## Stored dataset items
···
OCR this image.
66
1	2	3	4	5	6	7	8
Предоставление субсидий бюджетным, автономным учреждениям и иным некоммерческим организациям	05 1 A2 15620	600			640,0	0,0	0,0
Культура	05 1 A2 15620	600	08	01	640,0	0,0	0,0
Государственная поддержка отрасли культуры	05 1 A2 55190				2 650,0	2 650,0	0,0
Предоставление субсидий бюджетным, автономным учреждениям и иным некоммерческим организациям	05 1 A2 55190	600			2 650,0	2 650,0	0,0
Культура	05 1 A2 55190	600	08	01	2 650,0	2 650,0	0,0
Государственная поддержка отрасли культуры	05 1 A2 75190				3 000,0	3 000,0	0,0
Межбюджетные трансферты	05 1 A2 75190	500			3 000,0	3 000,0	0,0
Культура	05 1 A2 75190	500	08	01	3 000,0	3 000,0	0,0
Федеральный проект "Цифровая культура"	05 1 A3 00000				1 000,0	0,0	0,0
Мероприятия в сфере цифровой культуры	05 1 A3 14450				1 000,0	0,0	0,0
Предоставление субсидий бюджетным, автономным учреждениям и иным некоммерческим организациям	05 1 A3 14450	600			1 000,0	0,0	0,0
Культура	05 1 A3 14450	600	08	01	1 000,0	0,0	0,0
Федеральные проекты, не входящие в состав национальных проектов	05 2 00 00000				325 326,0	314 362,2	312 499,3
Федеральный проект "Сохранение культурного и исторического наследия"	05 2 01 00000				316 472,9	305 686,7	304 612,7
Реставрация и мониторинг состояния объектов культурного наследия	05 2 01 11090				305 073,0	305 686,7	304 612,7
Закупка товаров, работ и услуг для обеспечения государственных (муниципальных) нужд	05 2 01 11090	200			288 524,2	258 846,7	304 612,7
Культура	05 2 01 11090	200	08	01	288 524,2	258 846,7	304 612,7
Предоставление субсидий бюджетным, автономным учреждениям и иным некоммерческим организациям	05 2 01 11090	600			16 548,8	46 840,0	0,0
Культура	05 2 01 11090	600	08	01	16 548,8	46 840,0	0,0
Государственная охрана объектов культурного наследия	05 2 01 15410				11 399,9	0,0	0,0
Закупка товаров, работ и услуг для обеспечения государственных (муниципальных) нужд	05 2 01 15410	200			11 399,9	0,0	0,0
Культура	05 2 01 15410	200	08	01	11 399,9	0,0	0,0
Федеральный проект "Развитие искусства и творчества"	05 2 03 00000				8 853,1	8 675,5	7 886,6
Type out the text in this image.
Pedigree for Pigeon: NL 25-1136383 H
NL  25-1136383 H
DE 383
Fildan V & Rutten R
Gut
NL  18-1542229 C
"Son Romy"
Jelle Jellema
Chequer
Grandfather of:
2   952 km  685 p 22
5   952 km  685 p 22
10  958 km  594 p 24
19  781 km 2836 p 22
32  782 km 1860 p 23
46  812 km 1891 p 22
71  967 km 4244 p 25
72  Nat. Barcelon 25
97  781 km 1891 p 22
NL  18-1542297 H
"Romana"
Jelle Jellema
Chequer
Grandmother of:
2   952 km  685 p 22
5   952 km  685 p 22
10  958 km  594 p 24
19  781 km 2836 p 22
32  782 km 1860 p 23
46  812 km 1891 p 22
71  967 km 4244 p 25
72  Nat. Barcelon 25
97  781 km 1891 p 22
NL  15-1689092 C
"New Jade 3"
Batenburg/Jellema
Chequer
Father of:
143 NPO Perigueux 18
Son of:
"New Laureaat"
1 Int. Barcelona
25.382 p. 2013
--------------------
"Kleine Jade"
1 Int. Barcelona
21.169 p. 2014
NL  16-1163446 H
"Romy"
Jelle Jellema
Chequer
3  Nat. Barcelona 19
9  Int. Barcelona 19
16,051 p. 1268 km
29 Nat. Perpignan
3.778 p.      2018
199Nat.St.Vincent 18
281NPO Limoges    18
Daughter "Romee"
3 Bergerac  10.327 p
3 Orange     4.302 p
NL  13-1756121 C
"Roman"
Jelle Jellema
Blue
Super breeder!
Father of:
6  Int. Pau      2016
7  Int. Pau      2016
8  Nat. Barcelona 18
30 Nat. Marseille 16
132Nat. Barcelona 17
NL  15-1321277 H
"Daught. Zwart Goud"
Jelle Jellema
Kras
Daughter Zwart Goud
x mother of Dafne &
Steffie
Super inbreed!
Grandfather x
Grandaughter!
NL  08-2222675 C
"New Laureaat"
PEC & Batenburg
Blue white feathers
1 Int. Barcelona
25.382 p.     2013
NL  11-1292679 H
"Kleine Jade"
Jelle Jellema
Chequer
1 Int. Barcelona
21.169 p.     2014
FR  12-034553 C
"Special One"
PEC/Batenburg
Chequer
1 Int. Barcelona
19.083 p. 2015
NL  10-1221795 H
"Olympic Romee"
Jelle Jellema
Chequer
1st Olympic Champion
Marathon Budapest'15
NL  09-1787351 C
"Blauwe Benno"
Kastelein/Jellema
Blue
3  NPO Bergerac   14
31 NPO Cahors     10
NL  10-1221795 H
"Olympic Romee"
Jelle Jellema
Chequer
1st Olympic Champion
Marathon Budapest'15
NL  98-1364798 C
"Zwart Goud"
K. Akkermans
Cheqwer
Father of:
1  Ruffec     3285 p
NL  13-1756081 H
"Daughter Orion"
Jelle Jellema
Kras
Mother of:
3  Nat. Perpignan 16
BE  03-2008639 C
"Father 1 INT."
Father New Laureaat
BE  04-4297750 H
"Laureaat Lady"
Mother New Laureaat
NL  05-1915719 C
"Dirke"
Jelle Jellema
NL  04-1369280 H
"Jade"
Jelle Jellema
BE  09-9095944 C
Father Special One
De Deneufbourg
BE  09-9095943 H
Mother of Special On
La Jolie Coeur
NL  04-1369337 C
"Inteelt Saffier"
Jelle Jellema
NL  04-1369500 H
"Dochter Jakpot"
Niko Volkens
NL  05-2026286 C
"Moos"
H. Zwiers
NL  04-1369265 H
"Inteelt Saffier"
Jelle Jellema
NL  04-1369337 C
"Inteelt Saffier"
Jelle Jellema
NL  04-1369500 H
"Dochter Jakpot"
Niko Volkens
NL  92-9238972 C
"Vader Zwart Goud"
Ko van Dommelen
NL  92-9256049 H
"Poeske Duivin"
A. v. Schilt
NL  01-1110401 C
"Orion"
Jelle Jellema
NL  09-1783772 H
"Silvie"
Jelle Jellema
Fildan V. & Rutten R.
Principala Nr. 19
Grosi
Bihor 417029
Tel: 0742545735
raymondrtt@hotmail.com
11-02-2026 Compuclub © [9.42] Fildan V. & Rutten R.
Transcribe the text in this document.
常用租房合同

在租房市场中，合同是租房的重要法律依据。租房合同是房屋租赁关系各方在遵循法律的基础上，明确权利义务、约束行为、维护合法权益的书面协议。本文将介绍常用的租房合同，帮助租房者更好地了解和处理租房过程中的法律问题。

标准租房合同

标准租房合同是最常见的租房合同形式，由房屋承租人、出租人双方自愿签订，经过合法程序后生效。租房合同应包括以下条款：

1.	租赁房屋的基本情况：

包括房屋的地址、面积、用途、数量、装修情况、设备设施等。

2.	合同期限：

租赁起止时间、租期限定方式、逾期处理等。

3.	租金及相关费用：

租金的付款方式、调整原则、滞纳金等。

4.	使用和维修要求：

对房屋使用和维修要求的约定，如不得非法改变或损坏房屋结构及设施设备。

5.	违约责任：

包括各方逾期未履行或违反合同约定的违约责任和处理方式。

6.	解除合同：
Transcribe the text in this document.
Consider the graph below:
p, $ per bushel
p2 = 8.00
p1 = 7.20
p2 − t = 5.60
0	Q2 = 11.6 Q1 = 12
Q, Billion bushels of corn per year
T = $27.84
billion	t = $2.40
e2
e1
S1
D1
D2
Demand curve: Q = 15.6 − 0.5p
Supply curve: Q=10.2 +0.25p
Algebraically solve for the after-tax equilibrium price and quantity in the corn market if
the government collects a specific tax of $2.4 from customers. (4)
···
## Written request
Copy every line of the entries above in which "Федеральный" occurs.

## The completed task
Федеральный проект "Цифровая культура"	05 1 A3 00000				1 000,0	0,0	0,0
Федеральный проект "Сохранение культурного и исторического наследия"	05 2 01 00000				316 472,9	305 686,7	304 612,7
Федеральный проект "Развитие искусства и творчества"	05 2 03 00000				8 853,1	8 675,5	7 886,6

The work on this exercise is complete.